(Figure contents as structured data)
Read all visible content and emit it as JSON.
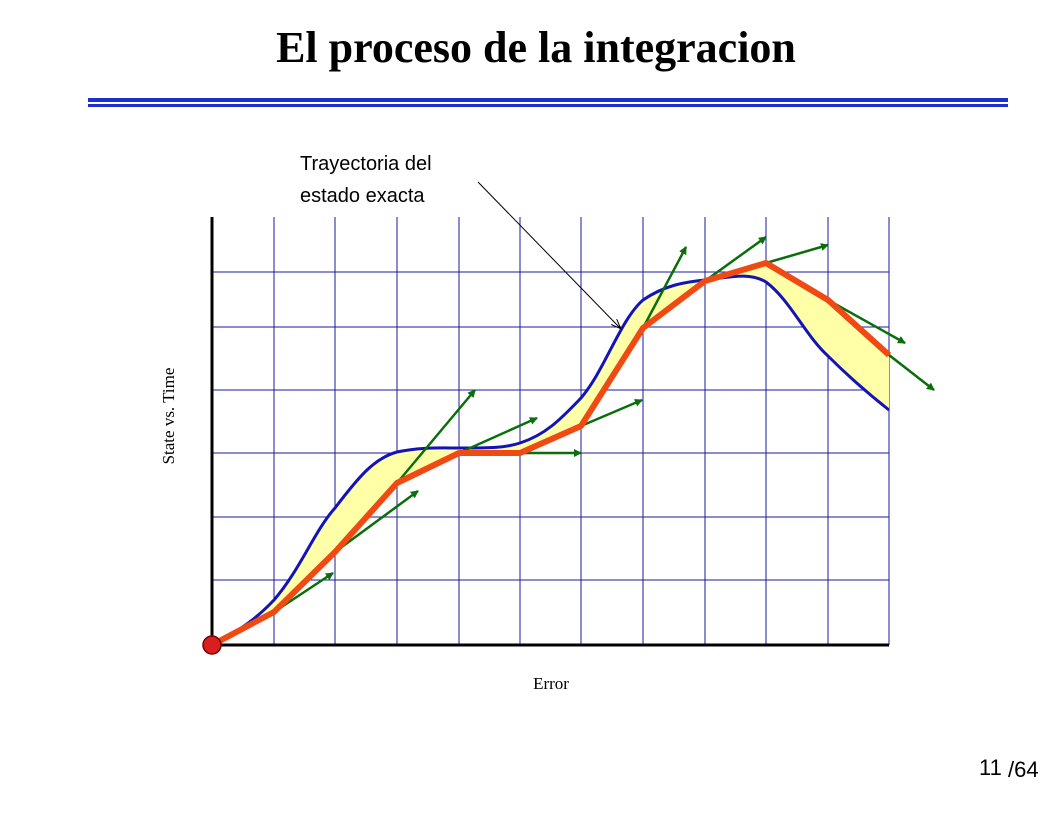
{
  "title": "El proceso de la integracion",
  "annotation": {
    "lines": [
      "Trayectoria del",
      "estado exacta"
    ]
  },
  "axis_labels": {
    "y": "State vs. Time",
    "x": "Error"
  },
  "page_number": {
    "current": "11",
    "total": "/64"
  }
}
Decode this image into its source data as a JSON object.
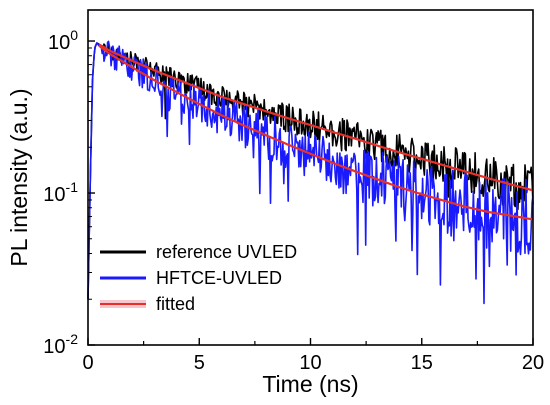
{
  "chart_data": {
    "type": "line",
    "yscale": "log",
    "xlabel": "Time (ns)",
    "ylabel": "PL intensity (a.u.)",
    "xlim": [
      0,
      20
    ],
    "ylim": [
      0.01,
      1.6
    ],
    "xticks": [
      0,
      5,
      10,
      15,
      20
    ],
    "xtick_labels": [
      "0",
      "5",
      "10",
      "15",
      "20"
    ],
    "yticks": [
      1,
      0.1,
      0.01
    ],
    "ytick_labels": [
      {
        "base": "10",
        "exp": "0"
      },
      {
        "base": "10",
        "exp": "-1"
      },
      {
        "base": "10",
        "exp": "-2"
      }
    ],
    "grid": false,
    "legend_position": "bottom-left",
    "series": [
      {
        "name": "reference UVLED",
        "color": "#000000",
        "style": "noisy-line",
        "x": [
          0,
          0.1,
          0.2,
          0.3,
          0.4,
          0.5,
          1,
          2,
          3,
          4,
          5,
          6,
          7,
          8,
          9,
          10,
          11,
          12,
          13,
          14,
          15,
          16,
          17,
          18,
          19,
          20
        ],
        "y": [
          0.02,
          0.12,
          0.55,
          0.9,
          0.97,
          0.95,
          0.86,
          0.74,
          0.64,
          0.56,
          0.49,
          0.43,
          0.385,
          0.345,
          0.31,
          0.28,
          0.252,
          0.228,
          0.205,
          0.185,
          0.168,
          0.152,
          0.138,
          0.125,
          0.114,
          0.104
        ]
      },
      {
        "name": "HFTCE-UVLED",
        "color": "#1a1aff",
        "style": "noisy-line",
        "x": [
          0,
          0.1,
          0.2,
          0.3,
          0.4,
          0.5,
          1,
          2,
          3,
          4,
          5,
          6,
          7,
          8,
          9,
          10,
          11,
          12,
          13,
          14,
          15,
          16,
          17,
          18,
          19,
          20
        ],
        "y": [
          0.02,
          0.12,
          0.55,
          0.9,
          0.97,
          0.93,
          0.82,
          0.67,
          0.55,
          0.46,
          0.385,
          0.325,
          0.278,
          0.24,
          0.208,
          0.181,
          0.158,
          0.139,
          0.123,
          0.109,
          0.098,
          0.089,
          0.081,
          0.075,
          0.071,
          0.067
        ]
      },
      {
        "name": "fitted",
        "color": "#e8302a",
        "style": "smooth-line",
        "curves": [
          {
            "of": "reference UVLED",
            "x": [
              0.5,
              1,
              2,
              3,
              4,
              5,
              6,
              7,
              8,
              9,
              10,
              11,
              12,
              13,
              14,
              15,
              16,
              17,
              18,
              19,
              20
            ],
            "y": [
              0.95,
              0.86,
              0.74,
              0.64,
              0.56,
              0.49,
              0.43,
              0.385,
              0.345,
              0.31,
              0.28,
              0.252,
              0.228,
              0.205,
              0.185,
              0.168,
              0.152,
              0.138,
              0.125,
              0.114,
              0.104
            ]
          },
          {
            "of": "HFTCE-UVLED",
            "x": [
              0.5,
              1,
              2,
              3,
              4,
              5,
              6,
              7,
              8,
              9,
              10,
              11,
              12,
              13,
              14,
              15,
              16,
              17,
              18,
              19,
              20
            ],
            "y": [
              0.93,
              0.82,
              0.67,
              0.55,
              0.46,
              0.385,
              0.325,
              0.278,
              0.24,
              0.208,
              0.181,
              0.158,
              0.139,
              0.123,
              0.109,
              0.098,
              0.089,
              0.081,
              0.075,
              0.071,
              0.067
            ]
          }
        ]
      }
    ]
  }
}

• _WHAT TO DO_
Set each line of the records down exactly, leaving every picture out.

• _RESPONSE FOR THIS EXERCISE_
Read all visible content and emit it as JSON.
{
  "title": "El proceso de la integracion",
  "annotation": {
    "lines": [
      "Trayectoria del",
      "estado exacta"
    ]
  },
  "axis_labels": {
    "y": "State vs. Time",
    "x": "Error"
  },
  "page_number": {
    "current": "11",
    "total": "/64"
  }
}
Decode this image into its source data as a JSON object.
{
  "chart_data": {
    "type": "line",
    "yscale": "log",
    "xlabel": "Time (ns)",
    "ylabel": "PL intensity (a.u.)",
    "xlim": [
      0,
      20
    ],
    "ylim": [
      0.01,
      1.6
    ],
    "xticks": [
      0,
      5,
      10,
      15,
      20
    ],
    "xtick_labels": [
      "0",
      "5",
      "10",
      "15",
      "20"
    ],
    "yticks": [
      1,
      0.1,
      0.01
    ],
    "ytick_labels": [
      {
        "base": "10",
        "exp": "0"
      },
      {
        "base": "10",
        "exp": "-1"
      },
      {
        "base": "10",
        "exp": "-2"
      }
    ],
    "grid": false,
    "legend_position": "bottom-left",
    "series": [
      {
        "name": "reference UVLED",
        "color": "#000000",
        "style": "noisy-line",
        "x": [
          0,
          0.1,
          0.2,
          0.3,
          0.4,
          0.5,
          1,
          2,
          3,
          4,
          5,
          6,
          7,
          8,
          9,
          10,
          11,
          12,
          13,
          14,
          15,
          16,
          17,
          18,
          19,
          20
        ],
        "y": [
          0.02,
          0.12,
          0.55,
          0.9,
          0.97,
          0.95,
          0.86,
          0.74,
          0.64,
          0.56,
          0.49,
          0.43,
          0.385,
          0.345,
          0.31,
          0.28,
          0.252,
          0.228,
          0.205,
          0.185,
          0.168,
          0.152,
          0.138,
          0.125,
          0.114,
          0.104
        ]
      },
      {
        "name": "HFTCE-UVLED",
        "color": "#1a1aff",
        "style": "noisy-line",
        "x": [
          0,
          0.1,
          0.2,
          0.3,
          0.4,
          0.5,
          1,
          2,
          3,
          4,
          5,
          6,
          7,
          8,
          9,
          10,
          11,
          12,
          13,
          14,
          15,
          16,
          17,
          18,
          19,
          20
        ],
        "y": [
          0.02,
          0.12,
          0.55,
          0.9,
          0.97,
          0.93,
          0.82,
          0.67,
          0.55,
          0.46,
          0.385,
          0.325,
          0.278,
          0.24,
          0.208,
          0.181,
          0.158,
          0.139,
          0.123,
          0.109,
          0.098,
          0.089,
          0.081,
          0.075,
          0.071,
          0.067
        ]
      },
      {
        "name": "fitted",
        "color": "#e8302a",
        "style": "smooth-line",
        "curves": [
          {
            "of": "reference UVLED",
            "x": [
              0.5,
              1,
              2,
              3,
              4,
              5,
              6,
              7,
              8,
              9,
              10,
              11,
              12,
              13,
              14,
              15,
              16,
              17,
              18,
              19,
              20
            ],
            "y": [
              0.95,
              0.86,
              0.74,
              0.64,
              0.56,
              0.49,
              0.43,
              0.385,
              0.345,
              0.31,
              0.28,
              0.252,
              0.228,
              0.205,
              0.185,
              0.168,
              0.152,
              0.138,
              0.125,
              0.114,
              0.104
            ]
          },
          {
            "of": "HFTCE-UVLED",
            "x": [
              0.5,
              1,
              2,
              3,
              4,
              5,
              6,
              7,
              8,
              9,
              10,
              11,
              12,
              13,
              14,
              15,
              16,
              17,
              18,
              19,
              20
            ],
            "y": [
              0.93,
              0.82,
              0.67,
              0.55,
              0.46,
              0.385,
              0.325,
              0.278,
              0.24,
              0.208,
              0.181,
              0.158,
              0.139,
              0.123,
              0.109,
              0.098,
              0.089,
              0.081,
              0.075,
              0.071,
              0.067
            ]
          }
        ]
      }
    ]
  }
}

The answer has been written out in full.